[Data records]
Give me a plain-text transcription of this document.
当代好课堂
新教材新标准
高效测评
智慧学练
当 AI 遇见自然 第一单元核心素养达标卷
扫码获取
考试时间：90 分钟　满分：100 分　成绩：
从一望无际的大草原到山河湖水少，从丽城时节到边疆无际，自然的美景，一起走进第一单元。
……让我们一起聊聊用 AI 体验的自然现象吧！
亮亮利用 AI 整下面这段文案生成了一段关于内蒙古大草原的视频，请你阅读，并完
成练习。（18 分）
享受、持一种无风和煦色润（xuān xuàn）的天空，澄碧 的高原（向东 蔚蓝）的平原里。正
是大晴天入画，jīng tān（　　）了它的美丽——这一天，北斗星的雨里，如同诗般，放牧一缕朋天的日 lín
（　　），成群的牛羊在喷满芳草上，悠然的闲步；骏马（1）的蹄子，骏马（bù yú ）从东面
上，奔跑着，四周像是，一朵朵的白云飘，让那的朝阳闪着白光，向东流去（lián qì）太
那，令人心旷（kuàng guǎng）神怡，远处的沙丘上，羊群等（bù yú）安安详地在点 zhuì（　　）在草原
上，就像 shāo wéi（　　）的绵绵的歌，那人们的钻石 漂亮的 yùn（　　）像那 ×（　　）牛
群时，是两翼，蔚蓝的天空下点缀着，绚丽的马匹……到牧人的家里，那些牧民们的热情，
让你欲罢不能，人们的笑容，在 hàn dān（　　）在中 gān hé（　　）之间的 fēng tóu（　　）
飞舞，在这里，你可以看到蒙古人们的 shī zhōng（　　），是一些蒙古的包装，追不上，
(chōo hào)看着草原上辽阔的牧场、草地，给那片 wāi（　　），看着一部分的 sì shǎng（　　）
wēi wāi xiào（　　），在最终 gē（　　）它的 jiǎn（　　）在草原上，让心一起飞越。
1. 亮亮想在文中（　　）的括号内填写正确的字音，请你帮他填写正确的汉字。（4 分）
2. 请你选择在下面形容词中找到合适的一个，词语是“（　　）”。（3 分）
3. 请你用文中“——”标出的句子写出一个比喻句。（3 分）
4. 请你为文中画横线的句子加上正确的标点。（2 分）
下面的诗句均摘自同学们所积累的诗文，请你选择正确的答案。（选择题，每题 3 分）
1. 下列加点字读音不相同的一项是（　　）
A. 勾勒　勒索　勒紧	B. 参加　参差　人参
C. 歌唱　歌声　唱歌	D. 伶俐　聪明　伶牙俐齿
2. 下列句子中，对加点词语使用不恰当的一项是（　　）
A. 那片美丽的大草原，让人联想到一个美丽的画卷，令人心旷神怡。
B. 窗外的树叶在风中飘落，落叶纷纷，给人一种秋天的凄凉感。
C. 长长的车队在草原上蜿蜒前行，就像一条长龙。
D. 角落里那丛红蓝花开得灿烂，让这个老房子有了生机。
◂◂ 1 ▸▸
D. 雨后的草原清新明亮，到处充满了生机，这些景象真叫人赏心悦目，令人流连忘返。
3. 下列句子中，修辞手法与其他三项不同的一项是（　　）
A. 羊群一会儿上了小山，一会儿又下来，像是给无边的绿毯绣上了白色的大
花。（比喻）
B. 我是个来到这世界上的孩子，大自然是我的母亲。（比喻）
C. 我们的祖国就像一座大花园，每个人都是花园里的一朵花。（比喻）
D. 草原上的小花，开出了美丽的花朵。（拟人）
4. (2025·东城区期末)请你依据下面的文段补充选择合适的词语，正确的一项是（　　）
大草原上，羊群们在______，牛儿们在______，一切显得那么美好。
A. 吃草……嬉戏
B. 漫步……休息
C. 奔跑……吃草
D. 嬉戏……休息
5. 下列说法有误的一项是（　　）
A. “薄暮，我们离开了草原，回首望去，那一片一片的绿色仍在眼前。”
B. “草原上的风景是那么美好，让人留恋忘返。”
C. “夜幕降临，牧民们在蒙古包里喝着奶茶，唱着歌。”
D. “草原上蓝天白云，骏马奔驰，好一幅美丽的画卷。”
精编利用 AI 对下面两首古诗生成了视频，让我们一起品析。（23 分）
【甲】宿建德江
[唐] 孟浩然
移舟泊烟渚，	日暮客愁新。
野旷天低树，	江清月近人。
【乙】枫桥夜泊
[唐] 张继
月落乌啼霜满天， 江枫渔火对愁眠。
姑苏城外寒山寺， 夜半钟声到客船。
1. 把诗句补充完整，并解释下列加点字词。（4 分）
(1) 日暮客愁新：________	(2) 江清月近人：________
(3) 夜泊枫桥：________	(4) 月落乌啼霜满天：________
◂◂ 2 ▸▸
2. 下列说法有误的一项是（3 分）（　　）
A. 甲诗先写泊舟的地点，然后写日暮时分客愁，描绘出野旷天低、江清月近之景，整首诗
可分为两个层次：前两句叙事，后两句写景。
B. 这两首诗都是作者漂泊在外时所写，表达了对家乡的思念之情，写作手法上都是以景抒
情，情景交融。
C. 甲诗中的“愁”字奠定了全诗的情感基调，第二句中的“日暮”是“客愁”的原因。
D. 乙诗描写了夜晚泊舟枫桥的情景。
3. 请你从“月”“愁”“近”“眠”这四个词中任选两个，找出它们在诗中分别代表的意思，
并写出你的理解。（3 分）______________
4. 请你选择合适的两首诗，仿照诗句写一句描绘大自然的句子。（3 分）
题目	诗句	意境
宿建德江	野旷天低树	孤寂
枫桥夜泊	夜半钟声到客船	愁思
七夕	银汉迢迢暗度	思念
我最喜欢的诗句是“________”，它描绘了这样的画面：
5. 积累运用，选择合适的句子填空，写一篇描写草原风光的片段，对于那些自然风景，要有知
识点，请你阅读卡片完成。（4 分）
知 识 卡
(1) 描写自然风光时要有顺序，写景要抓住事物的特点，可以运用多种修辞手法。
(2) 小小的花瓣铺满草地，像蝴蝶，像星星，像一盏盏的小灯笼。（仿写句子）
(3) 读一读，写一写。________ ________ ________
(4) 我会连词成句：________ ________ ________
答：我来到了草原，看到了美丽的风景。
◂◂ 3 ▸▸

WHAT TO DO »
Extract the whole listing, character for character.

CORRECT OUTPUT »
Give me a plain-text transcription of this document.
当代好课堂
新教材新标准
高效测评
智慧学练
当 AI 遇见自然 第一单元核心素养达标卷
扫码获取
考试时间：90 分钟　满分：100 分　成绩：
从一望无际的大草原到山河湖水少，从丽城时节到边疆无际，自然的美景，一起走进第一单元。
……让我们一起聊聊用 AI 体验的自然现象吧！
亮亮利用 AI 整下面这段文案生成了一段关于内蒙古大草原的视频，请你阅读，并完
成练习。（18 分）
享受、持一种无风和煦色润（xuān xuàn）的天空，澄碧 的高原（向东 蔚蓝）的平原里。正
是大晴天入画，jīng tān（　　）了它的美丽——这一天，北斗星的雨里，如同诗般，放牧一缕朋天的日 lín
（　　），成群的牛羊在喷满芳草上，悠然的闲步；骏马（1）的蹄子，骏马（bù yú ）从东面
上，奔跑着，四周像是，一朵朵的白云飘，让那的朝阳闪着白光，向东流去（lián qì）太
那，令人心旷（kuàng guǎng）神怡，远处的沙丘上，羊群等（bù yú）安安详地在点 zhuì（　　）在草原
上，就像 shāo wéi（　　）的绵绵的歌，那人们的钻石 漂亮的 yùn（　　）像那 ×（　　）牛
群时，是两翼，蔚蓝的天空下点缀着，绚丽的马匹……到牧人的家里，那些牧民们的热情，
让你欲罢不能，人们的笑容，在 hàn dān（　　）在中 gān hé（　　）之间的 fēng tóu（　　）
飞舞，在这里，你可以看到蒙古人们的 shī zhōng（　　），是一些蒙古的包装，追不上，
(chōo hào)看着草原上辽阔的牧场、草地，给那片 wāi（　　），看着一部分的 sì shǎng（　　）
wēi wāi xiào（　　），在最终 gē（　　）它的 jiǎn（　　）在草原上，让心一起飞越。
1. 亮亮想在文中（　　）的括号内填写正确的字音，请你帮他填写正确的汉字。（4 分）
2. 请你选择在下面形容词中找到合适的一个，词语是“（　　）”。（3 分）
3. 请你用文中“——”标出的句子写出一个比喻句。（3 分）
4. 请你为文中画横线的句子加上正确的标点。（2 分）
下面的诗句均摘自同学们所积累的诗文，请你选择正确的答案。（选择题，每题 3 分）
1. 下列加点字读音不相同的一项是（　　）
A. 勾勒　勒索　勒紧	B. 参加　参差　人参
C. 歌唱　歌声　唱歌	D. 伶俐　聪明　伶牙俐齿
2. 下列句子中，对加点词语使用不恰当的一项是（　　）
A. 那片美丽的大草原，让人联想到一个美丽的画卷，令人心旷神怡。
B. 窗外的树叶在风中飘落，落叶纷纷，给人一种秋天的凄凉感。
C. 长长的车队在草原上蜿蜒前行，就像一条长龙。
D. 角落里那丛红蓝花开得灿烂，让这个老房子有了生机。
◂◂ 1 ▸▸
D. 雨后的草原清新明亮，到处充满了生机，这些景象真叫人赏心悦目，令人流连忘返。
3. 下列句子中，修辞手法与其他三项不同的一项是（　　）
A. 羊群一会儿上了小山，一会儿又下来，像是给无边的绿毯绣上了白色的大
花。（比喻）
B. 我是个来到这世界上的孩子，大自然是我的母亲。（比喻）
C. 我们的祖国就像一座大花园，每个人都是花园里的一朵花。（比喻）
D. 草原上的小花，开出了美丽的花朵。（拟人）
4. (2025·东城区期末)请你依据下面的文段补充选择合适的词语，正确的一项是（　　）
大草原上，羊群们在______，牛儿们在______，一切显得那么美好。
A. 吃草……嬉戏
B. 漫步……休息
C. 奔跑……吃草
D. 嬉戏……休息
5. 下列说法有误的一项是（　　）
A. “薄暮，我们离开了草原，回首望去，那一片一片的绿色仍在眼前。”
B. “草原上的风景是那么美好，让人留恋忘返。”
C. “夜幕降临，牧民们在蒙古包里喝着奶茶，唱着歌。”
D. “草原上蓝天白云，骏马奔驰，好一幅美丽的画卷。”
精编利用 AI 对下面两首古诗生成了视频，让我们一起品析。（23 分）
【甲】宿建德江
[唐] 孟浩然
移舟泊烟渚，	日暮客愁新。
野旷天低树，	江清月近人。
【乙】枫桥夜泊
[唐] 张继
月落乌啼霜满天， 江枫渔火对愁眠。
姑苏城外寒山寺， 夜半钟声到客船。
1. 把诗句补充完整，并解释下列加点字词。（4 分）
(1) 日暮客愁新：________	(2) 江清月近人：________
(3) 夜泊枫桥：________	(4) 月落乌啼霜满天：________
◂◂ 2 ▸▸
2. 下列说法有误的一项是（3 分）（　　）
A. 甲诗先写泊舟的地点，然后写日暮时分客愁，描绘出野旷天低、江清月近之景，整首诗
可分为两个层次：前两句叙事，后两句写景。
B. 这两首诗都是作者漂泊在外时所写，表达了对家乡的思念之情，写作手法上都是以景抒
情，情景交融。
C. 甲诗中的“愁”字奠定了全诗的情感基调，第二句中的“日暮”是“客愁”的原因。
D. 乙诗描写了夜晚泊舟枫桥的情景。
3. 请你从“月”“愁”“近”“眠”这四个词中任选两个，找出它们在诗中分别代表的意思，
并写出你的理解。（3 分）______________
4. 请你选择合适的两首诗，仿照诗句写一句描绘大自然的句子。（3 分）
题目	诗句	意境
宿建德江	野旷天低树	孤寂
枫桥夜泊	夜半钟声到客船	愁思
七夕	银汉迢迢暗度	思念
我最喜欢的诗句是“________”，它描绘了这样的画面：
5. 积累运用，选择合适的句子填空，写一篇描写草原风光的片段，对于那些自然风景，要有知
识点，请你阅读卡片完成。（4 分）
知 识 卡
(1) 描写自然风光时要有顺序，写景要抓住事物的特点，可以运用多种修辞手法。
(2) 小小的花瓣铺满草地，像蝴蝶，像星星，像一盏盏的小灯笼。（仿写句子）
(3) 读一读，写一写。________ ________ ________
(4) 我会连词成句：________ ________ ________
答：我来到了草原，看到了美丽的风景。
◂◂ 3 ▸▸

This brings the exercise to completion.